> **Given instruction**:
Rewrite the entries from the start through the line containing "311, 40, 330]", changing "ARANCIO" to "ARANCIONE" and leaving everything else as it is.

----

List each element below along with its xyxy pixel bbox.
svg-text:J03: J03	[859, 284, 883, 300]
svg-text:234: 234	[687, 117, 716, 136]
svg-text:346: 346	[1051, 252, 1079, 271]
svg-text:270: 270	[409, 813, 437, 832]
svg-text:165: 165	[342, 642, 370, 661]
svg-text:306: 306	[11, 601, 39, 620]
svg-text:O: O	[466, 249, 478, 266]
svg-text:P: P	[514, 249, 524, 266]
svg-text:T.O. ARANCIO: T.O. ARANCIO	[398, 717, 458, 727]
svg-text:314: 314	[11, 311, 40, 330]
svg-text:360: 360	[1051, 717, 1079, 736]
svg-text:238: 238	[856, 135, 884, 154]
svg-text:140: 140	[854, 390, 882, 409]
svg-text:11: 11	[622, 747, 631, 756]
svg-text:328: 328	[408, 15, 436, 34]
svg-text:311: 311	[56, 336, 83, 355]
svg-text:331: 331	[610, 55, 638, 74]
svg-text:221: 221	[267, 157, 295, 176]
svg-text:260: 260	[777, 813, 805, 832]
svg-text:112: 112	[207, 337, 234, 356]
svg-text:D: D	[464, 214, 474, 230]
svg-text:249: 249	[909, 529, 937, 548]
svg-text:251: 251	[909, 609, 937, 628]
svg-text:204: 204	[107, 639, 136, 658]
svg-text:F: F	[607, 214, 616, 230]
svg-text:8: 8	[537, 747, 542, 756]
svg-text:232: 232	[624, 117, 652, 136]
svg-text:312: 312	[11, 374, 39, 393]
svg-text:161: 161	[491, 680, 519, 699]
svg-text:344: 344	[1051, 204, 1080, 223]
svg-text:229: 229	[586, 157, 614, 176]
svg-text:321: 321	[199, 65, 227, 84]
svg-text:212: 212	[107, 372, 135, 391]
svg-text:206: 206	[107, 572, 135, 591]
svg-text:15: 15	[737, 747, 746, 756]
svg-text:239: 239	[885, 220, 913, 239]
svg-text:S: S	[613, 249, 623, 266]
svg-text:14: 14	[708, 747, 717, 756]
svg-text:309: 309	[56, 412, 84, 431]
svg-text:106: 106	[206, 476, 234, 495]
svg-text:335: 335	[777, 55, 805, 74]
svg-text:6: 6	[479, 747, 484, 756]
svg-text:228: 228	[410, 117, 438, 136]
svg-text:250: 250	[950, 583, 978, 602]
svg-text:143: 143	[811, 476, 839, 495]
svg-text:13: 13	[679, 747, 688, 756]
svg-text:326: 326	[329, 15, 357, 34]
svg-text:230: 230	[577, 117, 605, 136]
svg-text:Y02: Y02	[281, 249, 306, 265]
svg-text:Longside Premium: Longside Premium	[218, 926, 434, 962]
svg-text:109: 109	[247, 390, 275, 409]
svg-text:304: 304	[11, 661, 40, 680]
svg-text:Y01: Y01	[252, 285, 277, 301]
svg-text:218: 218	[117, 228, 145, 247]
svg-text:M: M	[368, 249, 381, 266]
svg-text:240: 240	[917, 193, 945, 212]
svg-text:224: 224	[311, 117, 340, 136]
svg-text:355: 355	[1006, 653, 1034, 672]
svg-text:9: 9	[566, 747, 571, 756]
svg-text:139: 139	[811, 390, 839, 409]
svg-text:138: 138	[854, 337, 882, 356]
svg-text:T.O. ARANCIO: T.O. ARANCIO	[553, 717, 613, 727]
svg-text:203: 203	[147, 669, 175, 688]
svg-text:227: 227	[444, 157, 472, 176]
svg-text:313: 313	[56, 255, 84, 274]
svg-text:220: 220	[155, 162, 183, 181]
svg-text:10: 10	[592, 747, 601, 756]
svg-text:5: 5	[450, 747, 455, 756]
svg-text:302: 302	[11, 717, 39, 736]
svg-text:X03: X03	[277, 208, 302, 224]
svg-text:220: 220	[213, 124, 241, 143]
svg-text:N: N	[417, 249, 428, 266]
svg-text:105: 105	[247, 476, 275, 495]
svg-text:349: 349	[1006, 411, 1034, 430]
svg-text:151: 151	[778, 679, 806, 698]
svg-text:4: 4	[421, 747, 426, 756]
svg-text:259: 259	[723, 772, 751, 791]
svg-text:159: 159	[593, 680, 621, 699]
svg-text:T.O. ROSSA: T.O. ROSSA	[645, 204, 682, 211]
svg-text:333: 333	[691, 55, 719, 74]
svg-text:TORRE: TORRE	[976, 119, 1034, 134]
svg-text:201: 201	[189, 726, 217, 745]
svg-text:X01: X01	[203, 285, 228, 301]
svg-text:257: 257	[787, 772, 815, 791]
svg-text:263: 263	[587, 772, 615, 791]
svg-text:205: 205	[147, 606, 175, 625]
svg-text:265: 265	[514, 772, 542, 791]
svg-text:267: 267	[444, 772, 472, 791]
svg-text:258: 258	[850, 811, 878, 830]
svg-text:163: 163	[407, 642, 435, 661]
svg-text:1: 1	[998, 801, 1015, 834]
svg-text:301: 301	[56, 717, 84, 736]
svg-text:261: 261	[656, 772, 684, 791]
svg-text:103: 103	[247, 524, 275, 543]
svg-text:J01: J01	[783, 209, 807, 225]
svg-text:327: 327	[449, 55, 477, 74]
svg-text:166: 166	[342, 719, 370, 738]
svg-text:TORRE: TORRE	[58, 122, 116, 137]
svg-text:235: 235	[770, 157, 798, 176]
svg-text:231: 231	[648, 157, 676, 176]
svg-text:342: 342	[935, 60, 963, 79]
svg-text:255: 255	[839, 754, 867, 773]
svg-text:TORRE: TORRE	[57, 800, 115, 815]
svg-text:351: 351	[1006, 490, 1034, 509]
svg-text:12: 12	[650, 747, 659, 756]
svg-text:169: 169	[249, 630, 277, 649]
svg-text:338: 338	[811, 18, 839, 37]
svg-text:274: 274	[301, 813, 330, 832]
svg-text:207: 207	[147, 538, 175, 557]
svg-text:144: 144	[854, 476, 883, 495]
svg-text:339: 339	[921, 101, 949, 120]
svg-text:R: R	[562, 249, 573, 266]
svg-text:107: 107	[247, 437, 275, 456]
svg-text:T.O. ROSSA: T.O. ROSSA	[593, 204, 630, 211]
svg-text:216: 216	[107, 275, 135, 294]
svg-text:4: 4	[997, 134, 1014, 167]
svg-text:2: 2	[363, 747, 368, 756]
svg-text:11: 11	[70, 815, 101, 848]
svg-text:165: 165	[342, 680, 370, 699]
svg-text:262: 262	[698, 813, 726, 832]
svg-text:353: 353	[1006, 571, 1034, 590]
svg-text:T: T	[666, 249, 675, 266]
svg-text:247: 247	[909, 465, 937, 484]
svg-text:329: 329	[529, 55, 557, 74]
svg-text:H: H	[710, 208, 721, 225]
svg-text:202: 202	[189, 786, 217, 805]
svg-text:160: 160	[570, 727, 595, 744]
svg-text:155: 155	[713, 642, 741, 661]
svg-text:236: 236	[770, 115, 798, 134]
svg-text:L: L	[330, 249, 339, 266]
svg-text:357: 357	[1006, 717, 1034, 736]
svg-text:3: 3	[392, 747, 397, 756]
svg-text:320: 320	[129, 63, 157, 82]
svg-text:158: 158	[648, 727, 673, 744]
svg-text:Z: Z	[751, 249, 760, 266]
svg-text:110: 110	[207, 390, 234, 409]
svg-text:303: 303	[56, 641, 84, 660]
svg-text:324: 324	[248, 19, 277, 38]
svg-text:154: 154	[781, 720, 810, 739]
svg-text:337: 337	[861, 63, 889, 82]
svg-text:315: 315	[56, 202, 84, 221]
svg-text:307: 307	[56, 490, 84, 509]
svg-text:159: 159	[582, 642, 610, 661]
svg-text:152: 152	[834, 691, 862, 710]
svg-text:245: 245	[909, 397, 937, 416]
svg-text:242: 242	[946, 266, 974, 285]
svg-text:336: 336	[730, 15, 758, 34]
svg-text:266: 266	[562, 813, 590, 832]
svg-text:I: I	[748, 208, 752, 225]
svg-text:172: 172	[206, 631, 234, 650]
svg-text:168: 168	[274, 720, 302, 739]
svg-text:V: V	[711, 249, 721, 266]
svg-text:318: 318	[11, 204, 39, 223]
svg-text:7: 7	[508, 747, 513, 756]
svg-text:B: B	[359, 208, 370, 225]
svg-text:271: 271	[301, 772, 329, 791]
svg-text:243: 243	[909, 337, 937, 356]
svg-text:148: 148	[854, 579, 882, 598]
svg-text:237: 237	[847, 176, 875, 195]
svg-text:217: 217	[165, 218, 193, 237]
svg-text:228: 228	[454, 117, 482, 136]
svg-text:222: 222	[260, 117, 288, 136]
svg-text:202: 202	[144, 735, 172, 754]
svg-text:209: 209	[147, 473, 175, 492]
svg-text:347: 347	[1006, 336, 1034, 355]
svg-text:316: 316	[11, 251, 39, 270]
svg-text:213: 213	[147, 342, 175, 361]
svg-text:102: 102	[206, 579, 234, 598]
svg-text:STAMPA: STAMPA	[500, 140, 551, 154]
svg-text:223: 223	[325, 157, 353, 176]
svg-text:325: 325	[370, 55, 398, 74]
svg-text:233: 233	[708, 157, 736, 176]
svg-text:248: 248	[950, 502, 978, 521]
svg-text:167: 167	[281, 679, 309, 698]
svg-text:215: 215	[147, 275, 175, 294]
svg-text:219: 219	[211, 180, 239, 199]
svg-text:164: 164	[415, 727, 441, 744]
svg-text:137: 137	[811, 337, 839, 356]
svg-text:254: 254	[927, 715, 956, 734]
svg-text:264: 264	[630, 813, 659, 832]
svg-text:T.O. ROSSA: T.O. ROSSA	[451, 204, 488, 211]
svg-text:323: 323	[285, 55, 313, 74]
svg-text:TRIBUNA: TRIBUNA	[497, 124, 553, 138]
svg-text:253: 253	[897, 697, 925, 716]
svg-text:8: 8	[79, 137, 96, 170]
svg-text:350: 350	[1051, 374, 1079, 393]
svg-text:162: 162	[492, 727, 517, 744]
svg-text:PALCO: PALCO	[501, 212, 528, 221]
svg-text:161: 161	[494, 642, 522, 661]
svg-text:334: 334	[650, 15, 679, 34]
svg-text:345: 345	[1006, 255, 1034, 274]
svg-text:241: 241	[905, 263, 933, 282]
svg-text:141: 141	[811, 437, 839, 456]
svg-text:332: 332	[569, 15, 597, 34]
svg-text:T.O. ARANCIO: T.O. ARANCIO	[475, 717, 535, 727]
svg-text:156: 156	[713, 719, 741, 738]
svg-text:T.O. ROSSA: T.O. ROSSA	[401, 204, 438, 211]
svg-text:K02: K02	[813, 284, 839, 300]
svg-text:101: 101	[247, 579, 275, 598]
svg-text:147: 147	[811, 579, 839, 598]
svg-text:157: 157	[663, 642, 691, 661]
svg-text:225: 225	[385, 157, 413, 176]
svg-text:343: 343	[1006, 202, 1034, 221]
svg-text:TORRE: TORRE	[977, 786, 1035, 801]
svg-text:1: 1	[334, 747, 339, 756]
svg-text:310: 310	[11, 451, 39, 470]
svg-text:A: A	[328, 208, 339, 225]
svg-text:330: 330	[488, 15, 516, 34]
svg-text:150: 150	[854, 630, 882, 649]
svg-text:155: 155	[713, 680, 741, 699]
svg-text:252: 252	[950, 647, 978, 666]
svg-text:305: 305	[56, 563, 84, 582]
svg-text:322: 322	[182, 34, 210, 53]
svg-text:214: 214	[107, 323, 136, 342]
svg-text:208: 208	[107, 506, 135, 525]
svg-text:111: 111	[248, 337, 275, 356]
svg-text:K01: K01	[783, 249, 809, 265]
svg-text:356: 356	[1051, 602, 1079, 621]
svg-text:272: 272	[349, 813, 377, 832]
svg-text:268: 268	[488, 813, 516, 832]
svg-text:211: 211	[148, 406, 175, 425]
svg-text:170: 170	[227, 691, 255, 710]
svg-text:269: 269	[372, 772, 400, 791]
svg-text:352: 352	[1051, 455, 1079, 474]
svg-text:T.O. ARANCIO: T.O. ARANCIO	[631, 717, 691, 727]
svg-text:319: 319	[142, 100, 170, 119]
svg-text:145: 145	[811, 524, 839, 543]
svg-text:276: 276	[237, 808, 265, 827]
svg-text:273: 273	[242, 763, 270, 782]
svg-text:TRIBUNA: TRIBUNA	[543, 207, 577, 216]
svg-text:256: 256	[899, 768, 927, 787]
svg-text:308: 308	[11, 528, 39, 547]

----

> **Worked answer**:
List each element below along with its xyxy pixel bbox.
svg-text:J03: J03	[859, 284, 883, 300]
svg-text:234: 234	[687, 117, 716, 136]
svg-text:346: 346	[1051, 252, 1079, 271]
svg-text:270: 270	[409, 813, 437, 832]
svg-text:165: 165	[342, 642, 370, 661]
svg-text:306: 306	[11, 601, 39, 620]
svg-text:O: O	[466, 249, 478, 266]
svg-text:P: P	[514, 249, 524, 266]
svg-text:T.O. ARANCIONE: T.O. ARANCIONE	[398, 717, 458, 727]
svg-text:314: 314	[11, 311, 40, 330]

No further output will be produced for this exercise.